* **DO THIS**: Copy out each line below exactly as it appears.

* **DATASET ROWS**:
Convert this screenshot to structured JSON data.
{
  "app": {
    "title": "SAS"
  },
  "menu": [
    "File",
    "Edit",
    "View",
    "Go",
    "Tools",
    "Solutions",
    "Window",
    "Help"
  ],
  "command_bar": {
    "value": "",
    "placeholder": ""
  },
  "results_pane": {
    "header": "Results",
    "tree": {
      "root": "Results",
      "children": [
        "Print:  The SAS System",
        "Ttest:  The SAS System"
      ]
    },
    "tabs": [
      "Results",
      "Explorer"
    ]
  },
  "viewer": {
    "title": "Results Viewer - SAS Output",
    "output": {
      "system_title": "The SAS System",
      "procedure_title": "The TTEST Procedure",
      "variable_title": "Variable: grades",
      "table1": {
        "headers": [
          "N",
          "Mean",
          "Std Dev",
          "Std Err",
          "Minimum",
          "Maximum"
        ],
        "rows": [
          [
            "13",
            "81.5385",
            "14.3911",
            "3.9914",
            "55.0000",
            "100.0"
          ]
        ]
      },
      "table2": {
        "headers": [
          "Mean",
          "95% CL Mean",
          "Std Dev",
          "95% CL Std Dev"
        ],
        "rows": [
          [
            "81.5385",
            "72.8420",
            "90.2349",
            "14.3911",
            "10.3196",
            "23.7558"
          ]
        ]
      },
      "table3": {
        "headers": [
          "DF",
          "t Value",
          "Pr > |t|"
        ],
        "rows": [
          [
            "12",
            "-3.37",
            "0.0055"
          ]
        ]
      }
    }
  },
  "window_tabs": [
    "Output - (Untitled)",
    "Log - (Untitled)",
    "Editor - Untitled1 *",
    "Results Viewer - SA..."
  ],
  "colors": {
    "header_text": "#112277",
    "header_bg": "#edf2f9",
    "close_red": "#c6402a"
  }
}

* **ANSWER BELOW**:
Convert this screenshot to structured JSON data.
{
  "app": {
    "title": "SAS"
  },
  "menu": [
    "File",
    "Edit",
    "View",
    "Go",
    "Tools",
    "Solutions",
    "Window",
    "Help"
  ],
  "command_bar": {
    "value": "",
    "placeholder": ""
  },
  "results_pane": {
    "header": "Results",
    "tree": {
      "root": "Results",
      "children": [
        "Print:  The SAS System",
        "Ttest:  The SAS System"
      ]
    },
    "tabs": [
      "Results",
      "Explorer"
    ]
  },
  "viewer": {
    "title": "Results Viewer - SAS Output",
    "output": {
      "system_title": "The SAS System",
      "procedure_title": "The TTEST Procedure",
      "variable_title": "Variable: grades",
      "table1": {
        "headers": [
          "N",
          "Mean",
          "Std Dev",
          "Std Err",
          "Minimum",
          "Maximum"
        ],
        "rows": [
          [
            "13",
            "81.5385",
            "14.3911",
            "3.9914",
            "55.0000",
            "100.0"
          ]
        ]
      },
      "table2": {
        "headers": [
          "Mean",
          "95% CL Mean",
          "Std Dev",
          "95% CL Std Dev"
        ],
        "rows": [
          [
            "81.5385",
            "72.8420",
            "90.2349",
            "14.3911",
            "10.3196",
            "23.7558"
          ]
        ]
      },
      "table3": {
        "headers": [
          "DF",
          "t Value",
          "Pr > |t|"
        ],
        "rows": [
          [
            "12",
            "-3.37",
            "0.0055"
          ]
        ]
      }
    }
  },
  "window_tabs": [
    "Output - (Untitled)",
    "Log - (Untitled)",
    "Editor - Untitled1 *",
    "Results Viewer - SA..."
  ],
  "colors": {
    "header_text": "#112277",
    "header_bg": "#edf2f9",
    "close_red": "#c6402a"
  }
}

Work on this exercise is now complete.